***** DATA FOR THE TASK

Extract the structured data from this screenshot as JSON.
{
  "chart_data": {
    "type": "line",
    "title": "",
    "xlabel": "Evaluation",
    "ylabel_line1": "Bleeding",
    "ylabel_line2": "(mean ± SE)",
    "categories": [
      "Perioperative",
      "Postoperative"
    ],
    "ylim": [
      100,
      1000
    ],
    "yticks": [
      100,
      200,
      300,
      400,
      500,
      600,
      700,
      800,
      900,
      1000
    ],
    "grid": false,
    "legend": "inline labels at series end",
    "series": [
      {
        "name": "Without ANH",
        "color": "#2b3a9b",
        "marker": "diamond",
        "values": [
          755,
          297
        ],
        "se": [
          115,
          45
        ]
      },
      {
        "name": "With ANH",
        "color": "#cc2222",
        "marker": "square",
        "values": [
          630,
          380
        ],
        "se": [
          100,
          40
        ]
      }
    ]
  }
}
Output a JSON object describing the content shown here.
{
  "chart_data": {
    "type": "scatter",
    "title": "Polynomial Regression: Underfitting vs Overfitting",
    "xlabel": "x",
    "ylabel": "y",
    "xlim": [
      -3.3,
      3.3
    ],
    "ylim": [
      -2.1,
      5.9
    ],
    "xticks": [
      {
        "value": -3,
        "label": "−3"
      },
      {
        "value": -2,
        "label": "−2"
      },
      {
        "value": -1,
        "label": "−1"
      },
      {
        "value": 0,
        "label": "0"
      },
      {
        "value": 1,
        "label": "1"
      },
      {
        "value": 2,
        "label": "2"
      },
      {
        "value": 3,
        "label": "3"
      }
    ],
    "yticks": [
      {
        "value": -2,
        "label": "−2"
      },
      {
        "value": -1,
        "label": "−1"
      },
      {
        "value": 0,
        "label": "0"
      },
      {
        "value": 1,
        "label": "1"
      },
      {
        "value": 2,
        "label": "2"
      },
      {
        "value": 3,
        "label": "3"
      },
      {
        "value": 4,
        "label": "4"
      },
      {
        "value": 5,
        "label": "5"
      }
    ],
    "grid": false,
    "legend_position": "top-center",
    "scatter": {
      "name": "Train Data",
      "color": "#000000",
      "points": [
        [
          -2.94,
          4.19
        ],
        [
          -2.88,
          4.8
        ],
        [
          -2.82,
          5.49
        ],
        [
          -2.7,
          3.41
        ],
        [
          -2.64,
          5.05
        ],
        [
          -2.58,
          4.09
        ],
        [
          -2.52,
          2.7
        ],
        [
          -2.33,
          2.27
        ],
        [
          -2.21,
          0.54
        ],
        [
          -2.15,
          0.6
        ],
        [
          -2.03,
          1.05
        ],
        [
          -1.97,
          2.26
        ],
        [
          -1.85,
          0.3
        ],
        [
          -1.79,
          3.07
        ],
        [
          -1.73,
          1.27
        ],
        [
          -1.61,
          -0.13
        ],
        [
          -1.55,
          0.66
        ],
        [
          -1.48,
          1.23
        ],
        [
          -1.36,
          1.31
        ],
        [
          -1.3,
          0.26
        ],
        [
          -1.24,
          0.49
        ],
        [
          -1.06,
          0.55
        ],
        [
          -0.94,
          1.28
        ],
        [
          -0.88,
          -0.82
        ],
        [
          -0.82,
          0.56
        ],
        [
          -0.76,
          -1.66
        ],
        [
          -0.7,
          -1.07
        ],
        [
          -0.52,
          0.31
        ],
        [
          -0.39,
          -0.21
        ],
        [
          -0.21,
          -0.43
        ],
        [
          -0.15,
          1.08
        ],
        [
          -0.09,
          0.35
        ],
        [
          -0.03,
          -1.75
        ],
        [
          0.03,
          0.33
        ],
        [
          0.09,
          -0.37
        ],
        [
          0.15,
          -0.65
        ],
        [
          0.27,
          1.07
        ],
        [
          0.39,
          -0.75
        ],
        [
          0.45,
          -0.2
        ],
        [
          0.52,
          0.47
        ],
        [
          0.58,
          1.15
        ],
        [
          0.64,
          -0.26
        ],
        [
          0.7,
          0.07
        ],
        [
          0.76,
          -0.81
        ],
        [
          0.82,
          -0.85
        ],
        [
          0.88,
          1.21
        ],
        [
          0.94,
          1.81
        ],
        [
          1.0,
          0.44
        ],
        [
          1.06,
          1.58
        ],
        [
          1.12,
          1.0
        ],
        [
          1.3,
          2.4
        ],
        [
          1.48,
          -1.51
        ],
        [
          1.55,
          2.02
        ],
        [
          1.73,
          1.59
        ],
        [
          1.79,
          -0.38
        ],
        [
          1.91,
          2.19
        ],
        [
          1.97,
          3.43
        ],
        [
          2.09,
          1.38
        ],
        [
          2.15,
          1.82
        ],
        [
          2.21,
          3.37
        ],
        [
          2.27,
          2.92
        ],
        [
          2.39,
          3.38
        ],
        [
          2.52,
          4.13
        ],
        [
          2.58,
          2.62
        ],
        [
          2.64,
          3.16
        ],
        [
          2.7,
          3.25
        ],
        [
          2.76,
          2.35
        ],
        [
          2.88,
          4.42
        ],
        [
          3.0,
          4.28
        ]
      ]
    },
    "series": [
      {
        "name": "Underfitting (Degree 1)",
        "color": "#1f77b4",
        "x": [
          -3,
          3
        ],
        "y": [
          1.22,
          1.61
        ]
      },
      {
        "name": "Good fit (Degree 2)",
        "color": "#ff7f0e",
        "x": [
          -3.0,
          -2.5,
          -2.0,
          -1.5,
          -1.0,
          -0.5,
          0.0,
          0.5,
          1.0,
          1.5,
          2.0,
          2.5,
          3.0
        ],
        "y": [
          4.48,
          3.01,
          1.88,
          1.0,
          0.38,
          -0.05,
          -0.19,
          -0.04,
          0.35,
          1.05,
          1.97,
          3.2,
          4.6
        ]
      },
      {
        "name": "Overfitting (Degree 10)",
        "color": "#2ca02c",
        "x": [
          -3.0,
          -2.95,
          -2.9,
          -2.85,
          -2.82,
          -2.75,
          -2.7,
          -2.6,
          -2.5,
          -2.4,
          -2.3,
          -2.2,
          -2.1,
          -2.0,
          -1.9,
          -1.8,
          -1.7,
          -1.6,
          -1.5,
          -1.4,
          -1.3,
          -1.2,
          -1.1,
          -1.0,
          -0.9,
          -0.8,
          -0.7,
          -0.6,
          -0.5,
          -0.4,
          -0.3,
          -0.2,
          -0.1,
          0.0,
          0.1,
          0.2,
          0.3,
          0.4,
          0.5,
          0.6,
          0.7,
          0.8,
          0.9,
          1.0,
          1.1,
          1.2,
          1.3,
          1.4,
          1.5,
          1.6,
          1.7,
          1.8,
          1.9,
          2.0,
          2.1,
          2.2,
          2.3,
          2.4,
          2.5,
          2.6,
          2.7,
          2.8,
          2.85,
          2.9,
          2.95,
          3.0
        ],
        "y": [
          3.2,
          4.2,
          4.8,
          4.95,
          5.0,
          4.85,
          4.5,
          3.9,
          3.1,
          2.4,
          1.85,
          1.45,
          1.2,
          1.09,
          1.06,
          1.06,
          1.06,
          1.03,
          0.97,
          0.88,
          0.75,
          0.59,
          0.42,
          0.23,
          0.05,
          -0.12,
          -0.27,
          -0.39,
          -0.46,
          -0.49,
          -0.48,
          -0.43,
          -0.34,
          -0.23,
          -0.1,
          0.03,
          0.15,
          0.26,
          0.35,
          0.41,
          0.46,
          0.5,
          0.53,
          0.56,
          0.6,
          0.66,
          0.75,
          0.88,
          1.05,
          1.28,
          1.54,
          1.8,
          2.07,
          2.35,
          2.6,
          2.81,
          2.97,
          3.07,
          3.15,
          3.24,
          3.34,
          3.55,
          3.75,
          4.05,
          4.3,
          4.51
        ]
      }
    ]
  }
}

**********

GIVEN TASK ▸
Write out all the records above again, exactly as they stand.

RESPONSE TO THE EXERCISE ▸
Extract the structured data from this screenshot as JSON.
{
  "chart_data": {
    "type": "line",
    "title": "",
    "xlabel": "Evaluation",
    "ylabel_line1": "Bleeding",
    "ylabel_line2": "(mean ± SE)",
    "categories": [
      "Perioperative",
      "Postoperative"
    ],
    "ylim": [
      100,
      1000
    ],
    "yticks": [
      100,
      200,
      300,
      400,
      500,
      600,
      700,
      800,
      900,
      1000
    ],
    "grid": false,
    "legend": "inline labels at series end",
    "series": [
      {
        "name": "Without ANH",
        "color": "#2b3a9b",
        "marker": "diamond",
        "values": [
          755,
          297
        ],
        "se": [
          115,
          45
        ]
      },
      {
        "name": "With ANH",
        "color": "#cc2222",
        "marker": "square",
        "values": [
          630,
          380
        ],
        "se": [
          100,
          40
        ]
      }
    ]
  }
}
Output a JSON object describing the content shown here.
{
  "chart_data": {
    "type": "scatter",
    "title": "Polynomial Regression: Underfitting vs Overfitting",
    "xlabel": "x",
    "ylabel": "y",
    "xlim": [
      -3.3,
      3.3
    ],
    "ylim": [
      -2.1,
      5.9
    ],
    "xticks": [
      {
        "value": -3,
        "label": "−3"
      },
      {
        "value": -2,
        "label": "−2"
      },
      {
        "value": -1,
        "label": "−1"
      },
      {
        "value": 0,
        "label": "0"
      },
      {
        "value": 1,
        "label": "1"
      },
      {
        "value": 2,
        "label": "2"
      },
      {
        "value": 3,
        "label": "3"
      }
    ],
    "yticks": [
      {
        "value": -2,
        "label": "−2"
      },
      {
        "value": -1,
        "label": "−1"
      },
      {
        "value": 0,
        "label": "0"
      },
      {
        "value": 1,
        "label": "1"
      },
      {
        "value": 2,
        "label": "2"
      },
      {
        "value": 3,
        "label": "3"
      },
      {
        "value": 4,
        "label": "4"
      },
      {
        "value": 5,
        "label": "5"
      }
    ],
    "grid": false,
    "legend_position": "top-center",
    "scatter": {
      "name": "Train Data",
      "color": "#000000",
      "points": [
        [
          -2.94,
          4.19
        ],
        [
          -2.88,
          4.8
        ],
        [
          -2.82,
          5.49
        ],
        [
          -2.7,
          3.41
        ],
        [
          -2.64,
          5.05
        ],
        [
          -2.58,
          4.09
        ],
        [
          -2.52,
          2.7
        ],
        [
          -2.33,
          2.27
        ],
        [
          -2.21,
          0.54
        ],
        [
          -2.15,
          0.6
        ],
        [
          -2.03,
          1.05
        ],
        [
          -1.97,
          2.26
        ],
        [
          -1.85,
          0.3
        ],
        [
          -1.79,
          3.07
        ],
        [
          -1.73,
          1.27
        ],
        [
          -1.61,
          -0.13
        ],
        [
          -1.55,
          0.66
        ],
        [
          -1.48,
          1.23
        ],
        [
          -1.36,
          1.31
        ],
        [
          -1.3,
          0.26
        ],
        [
          -1.24,
          0.49
        ],
        [
          -1.06,
          0.55
        ],
        [
          -0.94,
          1.28
        ],
        [
          -0.88,
          -0.82
        ],
        [
          -0.82,
          0.56
        ],
        [
          -0.76,
          -1.66
        ],
        [
          -0.7,
          -1.07
        ],
        [
          -0.52,
          0.31
        ],
        [
          -0.39,
          -0.21
        ],
        [
          -0.21,
          -0.43
        ],
        [
          -0.15,
          1.08
        ],
        [
          -0.09,
          0.35
        ],
        [
          -0.03,
          -1.75
        ],
        [
          0.03,
          0.33
        ],
        [
          0.09,
          -0.37
        ],
        [
          0.15,
          -0.65
        ],
        [
          0.27,
          1.07
        ],
        [
          0.39,
          -0.75
        ],
        [
          0.45,
          -0.2
        ],
        [
          0.52,
          0.47
        ],
        [
          0.58,
          1.15
        ],
        [
          0.64,
          -0.26
        ],
        [
          0.7,
          0.07
        ],
        [
          0.76,
          -0.81
        ],
        [
          0.82,
          -0.85
        ],
        [
          0.88,
          1.21
        ],
        [
          0.94,
          1.81
        ],
        [
          1.0,
          0.44
        ],
        [
          1.06,
          1.58
        ],
        [
          1.12,
          1.0
        ],
        [
          1.3,
          2.4
        ],
        [
          1.48,
          -1.51
        ],
        [
          1.55,
          2.02
        ],
        [
          1.73,
          1.59
        ],
        [
          1.79,
          -0.38
        ],
        [
          1.91,
          2.19
        ],
        [
          1.97,
          3.43
        ],
        [
          2.09,
          1.38
        ],
        [
          2.15,
          1.82
        ],
        [
          2.21,
          3.37
        ],
        [
          2.27,
          2.92
        ],
        [
          2.39,
          3.38
        ],
        [
          2.52,
          4.13
        ],
        [
          2.58,
          2.62
        ],
        [
          2.64,
          3.16
        ],
        [
          2.7,
          3.25
        ],
        [
          2.76,
          2.35
        ],
        [
          2.88,
          4.42
        ],
        [
          3.0,
          4.28
        ]
      ]
    },
    "series": [
      {
        "name": "Underfitting (Degree 1)",
        "color": "#1f77b4",
        "x": [
          -3,
          3
        ],
        "y": [
          1.22,
          1.61
        ]
      },
      {
        "name": "Good fit (Degree 2)",
        "color": "#ff7f0e",
        "x": [
          -3.0,
          -2.5,
          -2.0,
          -1.5,
          -1.0,
          -0.5,
          0.0,
          0.5,
          1.0,
          1.5,
          2.0,
          2.5,
          3.0
        ],
        "y": [
          4.48,
          3.01,
          1.88,
          1.0,
          0.38,
          -0.05,
          -0.19,
          -0.04,
          0.35,
          1.05,
          1.97,
          3.2,
          4.6
        ]
      },
      {
        "name": "Overfitting (Degree 10)",
        "color": "#2ca02c",
        "x": [
          -3.0,
          -2.95,
          -2.9,
          -2.85,
          -2.82,
          -2.75,
          -2.7,
          -2.6,
          -2.5,
          -2.4,
          -2.3,
          -2.2,
          -2.1,
          -2.0,
          -1.9,
          -1.8,
          -1.7,
          -1.6,
          -1.5,
          -1.4,
          -1.3,
          -1.2,
          -1.1,
          -1.0,
          -0.9,
          -0.8,
          -0.7,
          -0.6,
          -0.5,
          -0.4,
          -0.3,
          -0.2,
          -0.1,
          0.0,
          0.1,
          0.2,
          0.3,
          0.4,
          0.5,
          0.6,
          0.7,
          0.8,
          0.9,
          1.0,
          1.1,
          1.2,
          1.3,
          1.4,
          1.5,
          1.6,
          1.7,
          1.8,
          1.9,
          2.0,
          2.1,
          2.2,
          2.3,
          2.4,
          2.5,
          2.6,
          2.7,
          2.8,
          2.85,
          2.9,
          2.95,
          3.0
        ],
        "y": [
          3.2,
          4.2,
          4.8,
          4.95,
          5.0,
          4.85,
          4.5,
          3.9,
          3.1,
          2.4,
          1.85,
          1.45,
          1.2,
          1.09,
          1.06,
          1.06,
          1.06,
          1.03,
          0.97,
          0.88,
          0.75,
          0.59,
          0.42,
          0.23,
          0.05,
          -0.12,
          -0.27,
          -0.39,
          -0.46,
          -0.49,
          -0.48,
          -0.43,
          -0.34,
          -0.23,
          -0.1,
          0.03,
          0.15,
          0.26,
          0.35,
          0.41,
          0.46,
          0.5,
          0.53,
          0.56,
          0.6,
          0.66,
          0.75,
          0.88,
          1.05,
          1.28,
          1.54,
          1.8,
          2.07,
          2.35,
          2.6,
          2.81,
          2.97,
          3.07,
          3.15,
          3.24,
          3.34,
          3.55,
          3.75,
          4.05,
          4.3,
          4.51
        ]
      }
    ]
  }
}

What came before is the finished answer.